_Task to carry out_. Please quote the material exactly, every line of it.

_Records for processing_.
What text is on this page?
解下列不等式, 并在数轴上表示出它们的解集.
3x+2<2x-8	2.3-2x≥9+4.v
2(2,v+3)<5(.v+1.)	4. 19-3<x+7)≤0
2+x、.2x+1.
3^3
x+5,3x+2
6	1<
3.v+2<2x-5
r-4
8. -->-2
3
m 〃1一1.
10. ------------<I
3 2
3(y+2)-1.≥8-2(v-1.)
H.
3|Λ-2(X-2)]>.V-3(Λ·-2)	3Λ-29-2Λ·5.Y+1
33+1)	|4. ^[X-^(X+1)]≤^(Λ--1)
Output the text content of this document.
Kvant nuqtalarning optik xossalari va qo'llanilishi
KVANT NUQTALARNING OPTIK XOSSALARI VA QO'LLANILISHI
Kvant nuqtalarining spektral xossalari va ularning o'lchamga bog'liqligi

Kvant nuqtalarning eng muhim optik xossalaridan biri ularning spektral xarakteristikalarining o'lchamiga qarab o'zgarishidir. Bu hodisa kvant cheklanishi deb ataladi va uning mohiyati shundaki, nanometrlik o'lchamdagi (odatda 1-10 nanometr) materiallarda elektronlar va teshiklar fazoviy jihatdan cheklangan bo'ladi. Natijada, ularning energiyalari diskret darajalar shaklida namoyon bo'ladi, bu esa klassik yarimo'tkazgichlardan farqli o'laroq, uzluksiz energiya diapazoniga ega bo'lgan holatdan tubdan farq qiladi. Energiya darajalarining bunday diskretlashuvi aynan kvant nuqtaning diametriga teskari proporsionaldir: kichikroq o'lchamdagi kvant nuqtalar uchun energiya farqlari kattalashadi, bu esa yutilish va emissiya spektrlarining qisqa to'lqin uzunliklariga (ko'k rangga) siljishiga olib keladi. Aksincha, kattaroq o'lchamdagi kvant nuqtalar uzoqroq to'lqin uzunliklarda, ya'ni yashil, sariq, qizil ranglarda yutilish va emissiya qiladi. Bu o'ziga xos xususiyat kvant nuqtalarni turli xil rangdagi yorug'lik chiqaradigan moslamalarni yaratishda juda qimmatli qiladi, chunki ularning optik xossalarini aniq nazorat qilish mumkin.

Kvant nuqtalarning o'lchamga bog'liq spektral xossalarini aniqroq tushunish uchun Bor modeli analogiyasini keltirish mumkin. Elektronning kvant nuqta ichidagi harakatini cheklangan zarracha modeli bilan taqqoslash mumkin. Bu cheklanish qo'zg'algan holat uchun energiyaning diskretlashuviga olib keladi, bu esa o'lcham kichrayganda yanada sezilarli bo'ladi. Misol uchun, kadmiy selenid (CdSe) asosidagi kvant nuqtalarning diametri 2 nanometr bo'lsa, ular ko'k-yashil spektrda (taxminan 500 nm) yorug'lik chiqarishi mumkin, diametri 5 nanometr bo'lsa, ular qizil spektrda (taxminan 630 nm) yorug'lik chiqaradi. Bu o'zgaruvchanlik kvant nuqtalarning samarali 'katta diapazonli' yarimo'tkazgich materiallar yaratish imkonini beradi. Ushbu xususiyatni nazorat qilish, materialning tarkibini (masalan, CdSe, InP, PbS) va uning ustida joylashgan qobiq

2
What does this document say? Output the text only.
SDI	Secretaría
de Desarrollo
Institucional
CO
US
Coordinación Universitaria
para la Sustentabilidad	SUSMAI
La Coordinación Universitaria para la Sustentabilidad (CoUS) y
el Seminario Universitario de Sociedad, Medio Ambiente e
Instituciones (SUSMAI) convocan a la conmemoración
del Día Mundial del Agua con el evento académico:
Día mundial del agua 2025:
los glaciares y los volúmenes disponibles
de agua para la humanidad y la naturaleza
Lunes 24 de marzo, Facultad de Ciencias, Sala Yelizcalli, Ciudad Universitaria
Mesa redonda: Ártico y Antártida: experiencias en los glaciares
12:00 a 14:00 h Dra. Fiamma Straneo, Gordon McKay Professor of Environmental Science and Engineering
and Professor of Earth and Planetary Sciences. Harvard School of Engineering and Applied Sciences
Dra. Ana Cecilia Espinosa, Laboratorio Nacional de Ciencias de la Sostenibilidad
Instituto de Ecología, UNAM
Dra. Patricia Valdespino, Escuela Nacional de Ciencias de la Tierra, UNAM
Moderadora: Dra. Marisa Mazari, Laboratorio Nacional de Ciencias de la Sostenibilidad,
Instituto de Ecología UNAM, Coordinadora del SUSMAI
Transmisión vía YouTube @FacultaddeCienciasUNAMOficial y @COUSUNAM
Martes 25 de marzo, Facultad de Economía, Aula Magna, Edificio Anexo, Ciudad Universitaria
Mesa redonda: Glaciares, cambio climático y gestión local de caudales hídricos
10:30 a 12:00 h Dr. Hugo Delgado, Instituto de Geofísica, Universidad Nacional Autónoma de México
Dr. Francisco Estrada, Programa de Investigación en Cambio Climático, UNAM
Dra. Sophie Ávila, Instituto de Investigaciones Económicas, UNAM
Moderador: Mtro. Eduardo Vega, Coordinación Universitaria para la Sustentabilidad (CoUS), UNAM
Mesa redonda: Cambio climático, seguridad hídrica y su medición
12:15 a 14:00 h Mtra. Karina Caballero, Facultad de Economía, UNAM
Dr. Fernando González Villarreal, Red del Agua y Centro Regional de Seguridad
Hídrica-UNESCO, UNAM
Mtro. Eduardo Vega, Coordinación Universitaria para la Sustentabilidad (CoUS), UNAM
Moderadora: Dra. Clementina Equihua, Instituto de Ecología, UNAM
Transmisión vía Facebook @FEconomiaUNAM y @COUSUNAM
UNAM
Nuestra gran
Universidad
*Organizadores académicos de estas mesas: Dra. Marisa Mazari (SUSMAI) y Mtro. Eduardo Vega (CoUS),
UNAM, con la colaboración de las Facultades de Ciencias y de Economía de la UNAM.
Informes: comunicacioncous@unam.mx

_Expected output_.
What text is on this page?
解下列不等式, 并在数轴上表示出它们的解集.
3x+2<2x-8	2.3-2x≥9+4.v
2(2,v+3)<5(.v+1.)	4. 19-3<x+7)≤0
2+x、.2x+1.
3^3
x+5,3x+2
6	1<
3.v+2<2x-5
r-4
8. -->-2
3
m 〃1一1.
10. ------------<I
3 2
3(y+2)-1.≥8-2(v-1.)
H.
3|Λ-2(X-2)]>.V-3(Λ·-2)	3Λ-29-2Λ·5.Y+1
33+1)	|4. ^[X-^(X+1)]≤^(Λ--1)
Output the text content of this document.
Kvant nuqtalarning optik xossalari va qo'llanilishi
KVANT NUQTALARNING OPTIK XOSSALARI VA QO'LLANILISHI
Kvant nuqtalarining spektral xossalari va ularning o'lchamga bog'liqligi

Kvant nuqtalarning eng muhim optik xossalaridan biri ularning spektral xarakteristikalarining o'lchamiga qarab o'zgarishidir. Bu hodisa kvant cheklanishi deb ataladi va uning mohiyati shundaki, nanometrlik o'lchamdagi (odatda 1-10 nanometr) materiallarda elektronlar va teshiklar fazoviy jihatdan cheklangan bo'ladi. Natijada, ularning energiyalari diskret darajalar shaklida namoyon bo'ladi, bu esa klassik yarimo'tkazgichlardan farqli o'laroq, uzluksiz energiya diapazoniga ega bo'lgan holatdan tubdan farq qiladi. Energiya darajalarining bunday diskretlashuvi aynan kvant nuqtaning diametriga teskari proporsionaldir: kichikroq o'lchamdagi kvant nuqtalar uchun energiya farqlari kattalashadi, bu esa yutilish va emissiya spektrlarining qisqa to'lqin uzunliklariga (ko'k rangga) siljishiga olib keladi. Aksincha, kattaroq o'lchamdagi kvant nuqtalar uzoqroq to'lqin uzunliklarda, ya'ni yashil, sariq, qizil ranglarda yutilish va emissiya qiladi. Bu o'ziga xos xususiyat kvant nuqtalarni turli xil rangdagi yorug'lik chiqaradigan moslamalarni yaratishda juda qimmatli qiladi, chunki ularning optik xossalarini aniq nazorat qilish mumkin.

Kvant nuqtalarning o'lchamga bog'liq spektral xossalarini aniqroq tushunish uchun Bor modeli analogiyasini keltirish mumkin. Elektronning kvant nuqta ichidagi harakatini cheklangan zarracha modeli bilan taqqoslash mumkin. Bu cheklanish qo'zg'algan holat uchun energiyaning diskretlashuviga olib keladi, bu esa o'lcham kichrayganda yanada sezilarli bo'ladi. Misol uchun, kadmiy selenid (CdSe) asosidagi kvant nuqtalarning diametri 2 nanometr bo'lsa, ular ko'k-yashil spektrda (taxminan 500 nm) yorug'lik chiqarishi mumkin, diametri 5 nanometr bo'lsa, ular qizil spektrda (taxminan 630 nm) yorug'lik chiqaradi. Bu o'zgaruvchanlik kvant nuqtalarning samarali 'katta diapazonli' yarimo'tkazgich materiallar yaratish imkonini beradi. Ushbu xususiyatni nazorat qilish, materialning tarkibini (masalan, CdSe, InP, PbS) va uning ustida joylashgan qobiq

2
What does this document say? Output the text only.
SDI	Secretaría
de Desarrollo
Institucional
CO
US
Coordinación Universitaria
para la Sustentabilidad	SUSMAI
La Coordinación Universitaria para la Sustentabilidad (CoUS) y
el Seminario Universitario de Sociedad, Medio Ambiente e
Instituciones (SUSMAI) convocan a la conmemoración
del Día Mundial del Agua con el evento académico:
Día mundial del agua 2025:
los glaciares y los volúmenes disponibles
de agua para la humanidad y la naturaleza
Lunes 24 de marzo, Facultad de Ciencias, Sala Yelizcalli, Ciudad Universitaria
Mesa redonda: Ártico y Antártida: experiencias en los glaciares
12:00 a 14:00 h Dra. Fiamma Straneo, Gordon McKay Professor of Environmental Science and Engineering
and Professor of Earth and Planetary Sciences. Harvard School of Engineering and Applied Sciences
Dra. Ana Cecilia Espinosa, Laboratorio Nacional de Ciencias de la Sostenibilidad
Instituto de Ecología, UNAM
Dra. Patricia Valdespino, Escuela Nacional de Ciencias de la Tierra, UNAM
Moderadora: Dra. Marisa Mazari, Laboratorio Nacional de Ciencias de la Sostenibilidad,
Instituto de Ecología UNAM, Coordinadora del SUSMAI
Transmisión vía YouTube @FacultaddeCienciasUNAMOficial y @COUSUNAM
Martes 25 de marzo, Facultad de Economía, Aula Magna, Edificio Anexo, Ciudad Universitaria
Mesa redonda: Glaciares, cambio climático y gestión local de caudales hídricos
10:30 a 12:00 h Dr. Hugo Delgado, Instituto de Geofísica, Universidad Nacional Autónoma de México
Dr. Francisco Estrada, Programa de Investigación en Cambio Climático, UNAM
Dra. Sophie Ávila, Instituto de Investigaciones Económicas, UNAM
Moderador: Mtro. Eduardo Vega, Coordinación Universitaria para la Sustentabilidad (CoUS), UNAM
Mesa redonda: Cambio climático, seguridad hídrica y su medición
12:15 a 14:00 h Mtra. Karina Caballero, Facultad de Economía, UNAM
Dr. Fernando González Villarreal, Red del Agua y Centro Regional de Seguridad
Hídrica-UNESCO, UNAM
Mtro. Eduardo Vega, Coordinación Universitaria para la Sustentabilidad (CoUS), UNAM
Moderadora: Dra. Clementina Equihua, Instituto de Ecología, UNAM
Transmisión vía Facebook @FEconomiaUNAM y @COUSUNAM
UNAM
Nuestra gran
Universidad
*Organizadores académicos de estas mesas: Dra. Marisa Mazari (SUSMAI) y Mtro. Eduardo Vega (CoUS),
UNAM, con la colaboración de las Facultades de Ciencias y de Economía de la UNAM.
Informes: comunicacioncous@unam.mx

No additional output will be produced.